[TASK PROMPT]:
With the line containing "Extract the structured" as the first line and the last line of the records as the final one, reproduce that range exactly.

Start DATASET CONTENT

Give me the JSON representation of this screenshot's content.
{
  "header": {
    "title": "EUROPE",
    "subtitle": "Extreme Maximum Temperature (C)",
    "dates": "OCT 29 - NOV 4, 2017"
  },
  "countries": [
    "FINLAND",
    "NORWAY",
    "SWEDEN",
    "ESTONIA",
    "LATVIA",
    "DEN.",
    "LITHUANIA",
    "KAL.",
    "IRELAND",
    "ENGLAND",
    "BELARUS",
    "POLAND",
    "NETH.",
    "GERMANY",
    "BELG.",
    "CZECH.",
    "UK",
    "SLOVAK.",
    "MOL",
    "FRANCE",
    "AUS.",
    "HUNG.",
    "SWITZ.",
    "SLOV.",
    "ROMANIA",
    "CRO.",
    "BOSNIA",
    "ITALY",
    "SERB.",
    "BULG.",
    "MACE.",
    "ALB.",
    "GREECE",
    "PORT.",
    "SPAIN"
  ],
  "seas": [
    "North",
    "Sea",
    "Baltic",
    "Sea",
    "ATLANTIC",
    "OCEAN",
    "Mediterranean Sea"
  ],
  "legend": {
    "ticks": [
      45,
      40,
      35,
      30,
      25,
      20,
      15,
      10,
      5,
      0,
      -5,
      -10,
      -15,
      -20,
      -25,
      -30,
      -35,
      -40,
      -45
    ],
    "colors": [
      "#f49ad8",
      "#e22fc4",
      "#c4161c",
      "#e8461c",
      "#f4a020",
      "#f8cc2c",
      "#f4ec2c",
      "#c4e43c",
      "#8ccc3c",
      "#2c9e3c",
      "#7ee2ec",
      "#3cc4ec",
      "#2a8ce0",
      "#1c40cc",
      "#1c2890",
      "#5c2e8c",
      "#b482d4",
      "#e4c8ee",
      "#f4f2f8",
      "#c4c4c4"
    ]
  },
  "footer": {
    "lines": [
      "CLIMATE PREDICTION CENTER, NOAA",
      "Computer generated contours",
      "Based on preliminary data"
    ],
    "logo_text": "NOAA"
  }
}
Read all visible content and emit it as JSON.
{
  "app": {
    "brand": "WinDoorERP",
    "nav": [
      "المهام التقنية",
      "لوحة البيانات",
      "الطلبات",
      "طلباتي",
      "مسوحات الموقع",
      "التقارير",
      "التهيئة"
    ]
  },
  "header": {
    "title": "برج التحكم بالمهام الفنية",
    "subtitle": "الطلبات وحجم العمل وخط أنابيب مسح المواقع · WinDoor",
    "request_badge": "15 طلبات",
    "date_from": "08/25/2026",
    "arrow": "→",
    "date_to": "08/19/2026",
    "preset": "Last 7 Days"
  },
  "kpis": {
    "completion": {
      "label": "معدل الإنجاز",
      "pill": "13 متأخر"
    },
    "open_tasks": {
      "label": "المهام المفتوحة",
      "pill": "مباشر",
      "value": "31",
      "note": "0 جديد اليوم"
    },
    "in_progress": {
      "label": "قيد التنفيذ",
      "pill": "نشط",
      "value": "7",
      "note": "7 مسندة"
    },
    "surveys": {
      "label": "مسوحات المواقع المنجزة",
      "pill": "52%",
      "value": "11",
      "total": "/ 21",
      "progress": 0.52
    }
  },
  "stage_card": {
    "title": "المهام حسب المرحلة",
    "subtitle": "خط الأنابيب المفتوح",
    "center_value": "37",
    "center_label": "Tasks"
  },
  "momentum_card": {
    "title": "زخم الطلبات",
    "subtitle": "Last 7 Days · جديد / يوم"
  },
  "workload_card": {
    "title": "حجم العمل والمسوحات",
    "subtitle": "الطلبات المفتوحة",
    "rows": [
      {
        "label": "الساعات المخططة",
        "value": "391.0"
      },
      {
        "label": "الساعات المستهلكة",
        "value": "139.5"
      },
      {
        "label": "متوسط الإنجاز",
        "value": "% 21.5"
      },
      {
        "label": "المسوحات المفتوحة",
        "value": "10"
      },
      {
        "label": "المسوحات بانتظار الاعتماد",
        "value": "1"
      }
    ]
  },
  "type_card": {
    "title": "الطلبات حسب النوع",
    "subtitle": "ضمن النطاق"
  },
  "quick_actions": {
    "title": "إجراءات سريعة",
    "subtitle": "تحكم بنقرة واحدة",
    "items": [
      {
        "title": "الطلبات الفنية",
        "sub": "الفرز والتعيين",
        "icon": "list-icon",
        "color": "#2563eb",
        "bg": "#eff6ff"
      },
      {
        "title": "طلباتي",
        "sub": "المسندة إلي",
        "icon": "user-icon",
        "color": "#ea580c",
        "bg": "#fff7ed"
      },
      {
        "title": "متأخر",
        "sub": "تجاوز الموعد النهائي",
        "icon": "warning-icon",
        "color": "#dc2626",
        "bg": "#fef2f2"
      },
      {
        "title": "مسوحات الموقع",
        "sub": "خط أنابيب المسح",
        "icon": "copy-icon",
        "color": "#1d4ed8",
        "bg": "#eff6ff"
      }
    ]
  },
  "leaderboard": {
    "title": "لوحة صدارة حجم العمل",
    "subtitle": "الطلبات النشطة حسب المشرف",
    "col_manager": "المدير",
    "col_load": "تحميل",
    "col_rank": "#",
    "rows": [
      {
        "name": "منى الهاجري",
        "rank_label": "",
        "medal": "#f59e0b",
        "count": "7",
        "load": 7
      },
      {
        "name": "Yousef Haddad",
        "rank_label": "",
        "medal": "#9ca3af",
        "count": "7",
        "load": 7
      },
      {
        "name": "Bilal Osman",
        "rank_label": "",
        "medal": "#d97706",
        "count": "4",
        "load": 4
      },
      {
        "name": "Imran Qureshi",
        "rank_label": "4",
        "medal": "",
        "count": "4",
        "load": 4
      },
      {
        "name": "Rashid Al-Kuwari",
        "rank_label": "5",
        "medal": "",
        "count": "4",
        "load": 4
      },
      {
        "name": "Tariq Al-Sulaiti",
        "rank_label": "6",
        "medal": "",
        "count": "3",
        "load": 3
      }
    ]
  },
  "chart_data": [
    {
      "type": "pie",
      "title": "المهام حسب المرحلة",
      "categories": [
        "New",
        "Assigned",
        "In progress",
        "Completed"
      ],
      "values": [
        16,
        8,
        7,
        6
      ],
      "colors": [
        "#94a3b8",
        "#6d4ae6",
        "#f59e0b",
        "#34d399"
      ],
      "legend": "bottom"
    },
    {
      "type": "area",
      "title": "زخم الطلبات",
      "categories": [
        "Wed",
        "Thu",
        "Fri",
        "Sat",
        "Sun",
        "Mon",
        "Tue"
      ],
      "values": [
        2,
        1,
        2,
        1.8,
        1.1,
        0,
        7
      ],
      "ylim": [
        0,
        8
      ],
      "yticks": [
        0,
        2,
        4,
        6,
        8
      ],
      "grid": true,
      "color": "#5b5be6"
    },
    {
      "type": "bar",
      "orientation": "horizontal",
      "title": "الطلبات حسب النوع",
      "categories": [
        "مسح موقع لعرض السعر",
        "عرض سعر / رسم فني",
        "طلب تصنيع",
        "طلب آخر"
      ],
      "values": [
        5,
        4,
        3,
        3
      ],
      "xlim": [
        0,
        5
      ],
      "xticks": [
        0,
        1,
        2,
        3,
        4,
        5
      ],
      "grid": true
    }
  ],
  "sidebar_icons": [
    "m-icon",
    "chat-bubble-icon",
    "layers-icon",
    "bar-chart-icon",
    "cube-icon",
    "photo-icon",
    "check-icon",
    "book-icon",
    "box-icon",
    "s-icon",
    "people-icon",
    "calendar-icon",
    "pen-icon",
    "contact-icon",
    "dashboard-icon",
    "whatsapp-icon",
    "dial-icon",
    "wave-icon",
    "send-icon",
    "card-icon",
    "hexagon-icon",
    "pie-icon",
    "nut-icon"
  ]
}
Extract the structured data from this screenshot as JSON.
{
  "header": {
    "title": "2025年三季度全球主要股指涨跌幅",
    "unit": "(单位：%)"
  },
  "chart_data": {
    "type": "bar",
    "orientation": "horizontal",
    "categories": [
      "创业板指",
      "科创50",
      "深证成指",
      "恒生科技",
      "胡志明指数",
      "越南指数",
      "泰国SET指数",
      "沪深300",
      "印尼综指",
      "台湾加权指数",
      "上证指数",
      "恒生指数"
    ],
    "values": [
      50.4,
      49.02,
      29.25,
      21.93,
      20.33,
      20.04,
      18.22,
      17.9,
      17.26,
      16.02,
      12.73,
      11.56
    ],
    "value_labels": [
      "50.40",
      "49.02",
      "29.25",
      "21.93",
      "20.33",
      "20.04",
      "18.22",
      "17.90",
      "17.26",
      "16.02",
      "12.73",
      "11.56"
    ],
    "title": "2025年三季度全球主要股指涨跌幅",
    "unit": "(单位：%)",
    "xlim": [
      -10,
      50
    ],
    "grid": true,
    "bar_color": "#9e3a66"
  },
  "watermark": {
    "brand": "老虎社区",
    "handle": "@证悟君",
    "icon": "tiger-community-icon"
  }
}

End DATASET CONTENT

[THE COMPLETED TASK]:
Extract the structured data from this screenshot as JSON.
{
  "header": {
    "title": "2025年三季度全球主要股指涨跌幅",
    "unit": "(单位：%)"
  },
  "chart_data": {
    "type": "bar",
    "orientation": "horizontal",
    "categories": [
      "创业板指",
      "科创50",
      "深证成指",
      "恒生科技",
      "胡志明指数",
      "越南指数",
      "泰国SET指数",
      "沪深300",
      "印尼综指",
      "台湾加权指数",
      "上证指数",
      "恒生指数"
    ],
    "values": [
      50.4,
      49.02,
      29.25,
      21.93,
      20.33,
      20.04,
      18.22,
      17.9,
      17.26,
      16.02,
      12.73,
      11.56
    ],
    "value_labels": [
      "50.40",
      "49.02",
      "29.25",
      "21.93",
      "20.33",
      "20.04",
      "18.22",
      "17.90",
      "17.26",
      "16.02",
      "12.73",
      "11.56"
    ],
    "title": "2025年三季度全球主要股指涨跌幅",
    "unit": "(单位：%)",
    "xlim": [
      -10,
      50
    ],
    "grid": true,
    "bar_color": "#9e3a66"
  },
  "watermark": {
    "brand": "老虎社区",
    "handle": "@证悟君",
    "icon": "tiger-community-icon"
  }
}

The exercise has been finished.